#### [Task]
Reproduce the line that holds "Read out every word on this page." together with all the lines after it up to the end of the entries.
──────── Data for the task ────────
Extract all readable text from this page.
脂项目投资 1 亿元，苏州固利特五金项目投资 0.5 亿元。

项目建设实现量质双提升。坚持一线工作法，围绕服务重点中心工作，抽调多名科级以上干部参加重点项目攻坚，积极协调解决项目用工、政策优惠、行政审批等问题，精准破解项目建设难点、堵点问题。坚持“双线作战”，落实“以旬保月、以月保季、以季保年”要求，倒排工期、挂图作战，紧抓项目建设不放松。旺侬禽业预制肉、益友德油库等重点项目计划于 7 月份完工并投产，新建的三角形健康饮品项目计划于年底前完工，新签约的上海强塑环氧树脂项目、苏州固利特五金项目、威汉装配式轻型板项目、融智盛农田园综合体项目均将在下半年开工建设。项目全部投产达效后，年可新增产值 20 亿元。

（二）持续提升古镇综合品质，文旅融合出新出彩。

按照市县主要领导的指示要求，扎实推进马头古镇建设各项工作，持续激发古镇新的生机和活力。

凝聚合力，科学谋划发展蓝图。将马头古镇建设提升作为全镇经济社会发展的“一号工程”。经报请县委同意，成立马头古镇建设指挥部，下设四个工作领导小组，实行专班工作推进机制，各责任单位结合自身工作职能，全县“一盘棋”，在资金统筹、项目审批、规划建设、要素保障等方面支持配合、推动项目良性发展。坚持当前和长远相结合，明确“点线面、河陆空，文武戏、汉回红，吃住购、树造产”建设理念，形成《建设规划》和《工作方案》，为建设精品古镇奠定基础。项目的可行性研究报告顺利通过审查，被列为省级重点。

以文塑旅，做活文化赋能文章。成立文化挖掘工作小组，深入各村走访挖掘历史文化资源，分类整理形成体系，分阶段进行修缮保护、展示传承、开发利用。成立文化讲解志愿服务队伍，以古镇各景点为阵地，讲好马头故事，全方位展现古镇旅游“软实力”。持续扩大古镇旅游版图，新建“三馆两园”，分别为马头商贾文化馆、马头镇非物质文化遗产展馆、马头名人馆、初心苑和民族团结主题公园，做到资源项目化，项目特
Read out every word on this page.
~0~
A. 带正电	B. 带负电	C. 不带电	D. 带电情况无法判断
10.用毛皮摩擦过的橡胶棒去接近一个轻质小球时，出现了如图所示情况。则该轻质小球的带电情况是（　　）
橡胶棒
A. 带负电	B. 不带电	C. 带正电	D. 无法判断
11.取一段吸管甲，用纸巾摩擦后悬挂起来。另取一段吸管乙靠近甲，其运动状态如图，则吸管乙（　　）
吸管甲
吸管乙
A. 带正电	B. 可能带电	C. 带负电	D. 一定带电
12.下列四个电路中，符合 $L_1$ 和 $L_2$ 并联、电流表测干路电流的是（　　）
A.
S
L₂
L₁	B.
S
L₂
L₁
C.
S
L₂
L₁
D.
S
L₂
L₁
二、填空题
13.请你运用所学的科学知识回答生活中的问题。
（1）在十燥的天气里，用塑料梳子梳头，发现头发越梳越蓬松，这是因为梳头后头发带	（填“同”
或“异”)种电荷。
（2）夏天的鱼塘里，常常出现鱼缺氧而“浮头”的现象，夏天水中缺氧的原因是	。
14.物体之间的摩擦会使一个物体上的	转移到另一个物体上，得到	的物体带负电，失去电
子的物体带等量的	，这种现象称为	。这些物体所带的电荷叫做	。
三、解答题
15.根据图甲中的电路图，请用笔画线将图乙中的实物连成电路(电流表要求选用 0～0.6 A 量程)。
────────
#### [Task answer]
Read out every word on this page.
~0~
A. 带正电	B. 带负电	C. 不带电	D. 带电情况无法判断
10.用毛皮摩擦过的橡胶棒去接近一个轻质小球时，出现了如图所示情况。则该轻质小球的带电情况是（　　）
橡胶棒
A. 带负电	B. 不带电	C. 带正电	D. 无法判断
11.取一段吸管甲，用纸巾摩擦后悬挂起来。另取一段吸管乙靠近甲，其运动状态如图，则吸管乙（　　）
吸管甲
吸管乙
A. 带正电	B. 可能带电	C. 带负电	D. 一定带电
12.下列四个电路中，符合 $L_1$ 和 $L_2$ 并联、电流表测干路电流的是（　　）
A.
S
L₂
L₁	B.
S
L₂
L₁
C.
S
L₂
L₁
D.
S
L₂
L₁
二、填空题
13.请你运用所学的科学知识回答生活中的问题。
（1）在十燥的天气里，用塑料梳子梳头，发现头发越梳越蓬松，这是因为梳头后头发带	（填“同”
或“异”)种电荷。
（2）夏天的鱼塘里，常常出现鱼缺氧而“浮头”的现象，夏天水中缺氧的原因是	。
14.物体之间的摩擦会使一个物体上的	转移到另一个物体上，得到	的物体带负电，失去电
子的物体带等量的	，这种现象称为	。这些物体所带的电荷叫做	。
三、解答题
15.根据图甲中的电路图，请用笔画线将图乙中的实物连成电路(电流表要求选用 0～0.6 A 量程)。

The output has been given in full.